## TEXTO DE ORIGEN
▼▼▼

Una noche cambié la foto de mi
perfil de whatsapp, en la que siempre tengo a mis hijos, por una muñeca rosa
junto a la que había escrito “Ni una menos”, mensaje compartido masivamente en
las redes sociales en ese momento y que algunas de mis amigas secundaron
cambiando su foto también. Son tantas las causas justas que quisiéramos abrazar
que no habría días suficientes en el año para dedicar cada uno de ellos a una
diferente. Pero el caso es que últimamente está tocando el femicidio, en una
sociedad supuestamente civilizada del siglo XXI.
Había una cruz, una gran cruz
sobre el suelo de la Puerta del Sol, que vi desde el autobús cuando llegaba
para ir al trabajo por la mañana temprano. Luego a la hora de desayunar pude
acercarme y me sobrecogió la perfomance que se había montado en torno a esta
idea: un montón de zapatos, con tacón, sin él, sandalias, calzado cerrado,
rojos o teñidos de tal, formaban una cruz de un tamaño considerable y junto a
sus 4 puntas había un papel con el nombre de una mujer y la fecha en que había
sido asesinada. Sólo unas pocas de entre los cientos de víctimas que la
brutalidad masculina se ha cobrado.

▲▲▲

## REQUISITOS DEL EJERCICIO
En el texto sobre la cruz de zapatos, ¿qué había junto a cada una de las cuatro puntas de la cruz? Los registros son un material independiente del texto.

[Registros contenidos en un conjunto de datos]
▼▼▼

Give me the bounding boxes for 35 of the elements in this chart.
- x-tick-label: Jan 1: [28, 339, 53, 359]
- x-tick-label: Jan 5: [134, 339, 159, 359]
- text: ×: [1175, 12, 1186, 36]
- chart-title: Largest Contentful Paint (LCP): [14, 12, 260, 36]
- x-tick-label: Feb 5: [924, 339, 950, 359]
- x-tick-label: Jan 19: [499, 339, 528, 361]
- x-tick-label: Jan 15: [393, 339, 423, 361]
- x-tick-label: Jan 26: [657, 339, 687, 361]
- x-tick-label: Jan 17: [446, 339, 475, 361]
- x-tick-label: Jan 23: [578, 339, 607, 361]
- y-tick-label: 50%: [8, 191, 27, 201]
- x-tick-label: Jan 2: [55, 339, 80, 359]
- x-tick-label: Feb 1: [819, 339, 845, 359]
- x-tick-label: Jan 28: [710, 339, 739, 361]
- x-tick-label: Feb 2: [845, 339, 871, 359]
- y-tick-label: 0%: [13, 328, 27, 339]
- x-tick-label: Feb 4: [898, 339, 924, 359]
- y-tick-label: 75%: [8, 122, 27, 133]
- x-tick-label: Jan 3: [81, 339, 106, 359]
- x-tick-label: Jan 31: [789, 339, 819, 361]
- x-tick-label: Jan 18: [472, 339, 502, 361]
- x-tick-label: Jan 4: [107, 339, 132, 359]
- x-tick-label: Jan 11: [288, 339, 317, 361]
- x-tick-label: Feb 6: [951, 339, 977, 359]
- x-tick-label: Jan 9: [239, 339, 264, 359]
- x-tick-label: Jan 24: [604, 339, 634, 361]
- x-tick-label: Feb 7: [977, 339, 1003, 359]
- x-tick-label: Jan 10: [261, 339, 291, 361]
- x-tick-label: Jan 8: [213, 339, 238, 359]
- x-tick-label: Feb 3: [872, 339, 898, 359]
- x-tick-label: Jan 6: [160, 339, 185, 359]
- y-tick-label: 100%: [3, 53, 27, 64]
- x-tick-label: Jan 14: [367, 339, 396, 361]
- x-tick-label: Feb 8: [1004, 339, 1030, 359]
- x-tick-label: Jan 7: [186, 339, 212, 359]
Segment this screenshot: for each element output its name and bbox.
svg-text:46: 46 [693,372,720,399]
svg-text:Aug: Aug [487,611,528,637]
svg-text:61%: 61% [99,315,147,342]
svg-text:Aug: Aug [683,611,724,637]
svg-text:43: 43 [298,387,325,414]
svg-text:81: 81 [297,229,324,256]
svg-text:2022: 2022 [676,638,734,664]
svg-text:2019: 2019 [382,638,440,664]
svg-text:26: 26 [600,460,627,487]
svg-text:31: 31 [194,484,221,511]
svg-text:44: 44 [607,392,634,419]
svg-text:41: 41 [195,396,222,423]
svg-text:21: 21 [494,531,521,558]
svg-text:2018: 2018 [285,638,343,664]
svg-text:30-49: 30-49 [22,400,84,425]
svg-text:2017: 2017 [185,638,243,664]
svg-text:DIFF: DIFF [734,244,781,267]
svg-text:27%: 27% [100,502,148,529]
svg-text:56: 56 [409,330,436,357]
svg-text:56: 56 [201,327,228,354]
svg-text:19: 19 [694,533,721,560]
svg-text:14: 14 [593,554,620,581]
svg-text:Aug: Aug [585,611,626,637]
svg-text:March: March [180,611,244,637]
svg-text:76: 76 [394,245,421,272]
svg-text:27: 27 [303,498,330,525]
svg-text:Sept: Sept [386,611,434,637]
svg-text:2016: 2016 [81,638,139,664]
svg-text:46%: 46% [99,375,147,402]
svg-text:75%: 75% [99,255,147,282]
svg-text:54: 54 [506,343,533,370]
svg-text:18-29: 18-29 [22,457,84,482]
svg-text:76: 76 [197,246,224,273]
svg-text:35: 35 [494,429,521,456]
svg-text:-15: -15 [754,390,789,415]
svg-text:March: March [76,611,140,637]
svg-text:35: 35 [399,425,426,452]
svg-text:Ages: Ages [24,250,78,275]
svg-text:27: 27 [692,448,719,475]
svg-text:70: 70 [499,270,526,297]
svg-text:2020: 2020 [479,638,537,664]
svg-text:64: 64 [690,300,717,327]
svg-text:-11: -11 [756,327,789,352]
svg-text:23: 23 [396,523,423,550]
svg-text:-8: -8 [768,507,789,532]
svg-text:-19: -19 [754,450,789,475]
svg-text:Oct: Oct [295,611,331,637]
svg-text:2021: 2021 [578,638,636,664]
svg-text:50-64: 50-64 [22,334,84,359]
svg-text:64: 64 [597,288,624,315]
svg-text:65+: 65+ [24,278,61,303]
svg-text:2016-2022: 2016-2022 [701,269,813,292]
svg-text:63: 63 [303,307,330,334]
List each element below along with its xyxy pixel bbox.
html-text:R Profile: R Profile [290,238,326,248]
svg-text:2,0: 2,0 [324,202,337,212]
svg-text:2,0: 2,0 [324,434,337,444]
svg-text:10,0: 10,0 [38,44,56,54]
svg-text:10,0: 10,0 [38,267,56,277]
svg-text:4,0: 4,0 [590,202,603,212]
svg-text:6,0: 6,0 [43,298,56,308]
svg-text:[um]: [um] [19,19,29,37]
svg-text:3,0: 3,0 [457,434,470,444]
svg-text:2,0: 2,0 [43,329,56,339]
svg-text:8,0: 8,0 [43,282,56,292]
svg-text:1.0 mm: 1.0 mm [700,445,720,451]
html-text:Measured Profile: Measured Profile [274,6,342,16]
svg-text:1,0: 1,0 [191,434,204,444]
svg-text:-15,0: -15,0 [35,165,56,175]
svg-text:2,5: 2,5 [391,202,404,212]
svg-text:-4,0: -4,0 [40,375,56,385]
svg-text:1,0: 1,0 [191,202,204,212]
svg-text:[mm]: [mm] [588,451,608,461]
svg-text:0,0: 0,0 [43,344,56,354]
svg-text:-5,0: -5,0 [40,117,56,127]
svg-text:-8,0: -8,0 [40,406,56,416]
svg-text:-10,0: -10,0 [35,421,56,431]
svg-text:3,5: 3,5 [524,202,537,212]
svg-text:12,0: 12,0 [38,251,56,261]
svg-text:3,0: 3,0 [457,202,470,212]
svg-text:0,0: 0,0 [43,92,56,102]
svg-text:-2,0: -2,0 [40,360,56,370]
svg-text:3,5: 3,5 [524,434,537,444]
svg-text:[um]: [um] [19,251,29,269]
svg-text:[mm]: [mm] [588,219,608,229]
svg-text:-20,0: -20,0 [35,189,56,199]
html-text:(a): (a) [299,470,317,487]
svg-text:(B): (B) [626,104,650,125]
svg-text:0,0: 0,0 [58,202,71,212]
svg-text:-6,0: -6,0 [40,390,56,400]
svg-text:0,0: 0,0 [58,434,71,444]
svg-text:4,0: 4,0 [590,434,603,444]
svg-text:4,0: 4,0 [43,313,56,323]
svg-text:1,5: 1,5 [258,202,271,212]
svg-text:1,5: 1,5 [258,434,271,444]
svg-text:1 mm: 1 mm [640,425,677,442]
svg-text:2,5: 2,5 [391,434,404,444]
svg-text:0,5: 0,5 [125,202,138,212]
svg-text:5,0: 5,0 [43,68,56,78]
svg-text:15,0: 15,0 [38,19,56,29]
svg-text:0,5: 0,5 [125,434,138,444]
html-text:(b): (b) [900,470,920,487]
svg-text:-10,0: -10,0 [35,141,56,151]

▲▲▲

## RESULTADO DE LA TAREA
Un papel con el nombre de una mujer y la fecha en que había sido asesinada.